本文:
---
私もあのトレーラーを見たのはごく最近のことなのですよ。あえて謎かけのようなものをたくさん入れた作りですよね。この謎かけを1コマずつ見て解読していくのをユーザーさんに楽しんでほしい、というものなのではないかと思います。
――一見するとホラーゲームのような印象を受けました。
ストーリーが楽しそうですよね。もしかしたら、一作ではわからないような壮大な背景が用意されているのかもしれません。
――PS VRの発売日が発表され、いよいよ“始まる”という感じがしました。吉田さんの今の心境を聞かせてください。
『サマーレッスン(仮)』が発売されるということを言えるのがうれしいですね。これまではあくまで技術デモという扱いだったので、もどかしい部分が多々ありましたよ(笑)。
――発売から2016年末までに発売予定のタイトルは50タイトル以上にのぼるそうですね。
50タイトルというのは“Game Developers Conference 2016”のときのタイトル数ですね。今回新しいタイトルが発表されましたし、現在発表済みのタイトルでも開発が遅れてしまうケースがあるでしょう。ですから実際、ローンチのタイミングで何タイトルリリースされるかは現段階ではわかりません。
---
出典情報:
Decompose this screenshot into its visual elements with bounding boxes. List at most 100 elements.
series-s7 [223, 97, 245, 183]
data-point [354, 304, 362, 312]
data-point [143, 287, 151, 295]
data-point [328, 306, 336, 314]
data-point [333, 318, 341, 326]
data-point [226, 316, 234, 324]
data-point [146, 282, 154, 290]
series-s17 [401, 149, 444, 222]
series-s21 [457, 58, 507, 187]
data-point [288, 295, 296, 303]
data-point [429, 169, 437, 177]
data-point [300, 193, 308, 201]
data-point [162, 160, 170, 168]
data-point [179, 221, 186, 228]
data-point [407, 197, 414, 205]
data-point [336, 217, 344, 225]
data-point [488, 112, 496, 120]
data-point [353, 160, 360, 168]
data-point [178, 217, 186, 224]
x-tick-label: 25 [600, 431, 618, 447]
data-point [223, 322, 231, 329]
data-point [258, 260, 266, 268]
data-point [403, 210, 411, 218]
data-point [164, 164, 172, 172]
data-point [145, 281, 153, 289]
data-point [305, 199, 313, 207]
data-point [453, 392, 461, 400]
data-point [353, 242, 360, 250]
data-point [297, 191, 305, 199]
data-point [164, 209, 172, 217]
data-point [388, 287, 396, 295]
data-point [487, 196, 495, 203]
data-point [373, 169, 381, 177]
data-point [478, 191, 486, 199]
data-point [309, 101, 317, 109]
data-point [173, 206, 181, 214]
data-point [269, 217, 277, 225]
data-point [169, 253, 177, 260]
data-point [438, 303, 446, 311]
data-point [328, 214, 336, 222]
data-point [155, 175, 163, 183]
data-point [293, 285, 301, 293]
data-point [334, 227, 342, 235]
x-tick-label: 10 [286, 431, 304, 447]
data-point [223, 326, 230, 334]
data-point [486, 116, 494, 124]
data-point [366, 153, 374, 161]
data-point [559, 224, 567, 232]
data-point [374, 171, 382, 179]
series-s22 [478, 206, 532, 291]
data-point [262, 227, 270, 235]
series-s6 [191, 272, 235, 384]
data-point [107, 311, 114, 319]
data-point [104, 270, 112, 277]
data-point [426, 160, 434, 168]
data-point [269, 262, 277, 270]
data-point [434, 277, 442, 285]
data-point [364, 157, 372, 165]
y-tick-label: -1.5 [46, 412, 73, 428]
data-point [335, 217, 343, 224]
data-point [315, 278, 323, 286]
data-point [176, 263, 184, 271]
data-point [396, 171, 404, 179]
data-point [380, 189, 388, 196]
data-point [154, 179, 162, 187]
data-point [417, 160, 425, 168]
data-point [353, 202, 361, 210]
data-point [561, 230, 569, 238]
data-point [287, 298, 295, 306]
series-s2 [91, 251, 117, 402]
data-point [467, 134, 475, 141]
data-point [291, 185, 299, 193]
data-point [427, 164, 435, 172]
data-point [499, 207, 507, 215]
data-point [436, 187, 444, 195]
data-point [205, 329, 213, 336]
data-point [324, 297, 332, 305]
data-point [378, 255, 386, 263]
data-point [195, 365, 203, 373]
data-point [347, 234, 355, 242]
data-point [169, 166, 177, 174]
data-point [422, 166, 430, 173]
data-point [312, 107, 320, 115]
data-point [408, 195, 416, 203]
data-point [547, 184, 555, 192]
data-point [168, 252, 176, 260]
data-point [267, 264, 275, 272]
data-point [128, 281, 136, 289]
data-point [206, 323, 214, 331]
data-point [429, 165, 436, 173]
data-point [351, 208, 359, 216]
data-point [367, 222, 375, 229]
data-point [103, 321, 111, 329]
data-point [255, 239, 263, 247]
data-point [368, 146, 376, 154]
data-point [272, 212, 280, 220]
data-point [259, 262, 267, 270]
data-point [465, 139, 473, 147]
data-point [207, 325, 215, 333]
---
作業項目:
本文のうち、「私もあのトレーラーを見たのは」を含む語句で始まり「分が多々ありましたよ(笑)。」で終わる部分を、一字一句変えずに書き写してください。

作業の結果:
私もあのトレーラーを見たのはごく最近のことなのですよ。あえて謎かけのようなものをたくさん入れた作りですよね。この謎かけを1コマずつ見て解読していくのをユーザーさんに楽しんでほしい、というものなのではないかと思います。
――一見するとホラーゲームのような印象を受けました。
ストーリーが楽しそうですよね。もしかしたら、一作ではわからないような壮大な背景が用意されているのかもしれません。
――PS VRの発売日が発表され、いよいよ“始まる”という感じがしました。吉田さんの今の心境を聞かせてください。
『サマーレッスン(仮)』が発売されるということを言えるのがうれしいですね。これまではあくまで技術デモという扱いだったので、もどかしい部分が多々ありましたよ(笑)。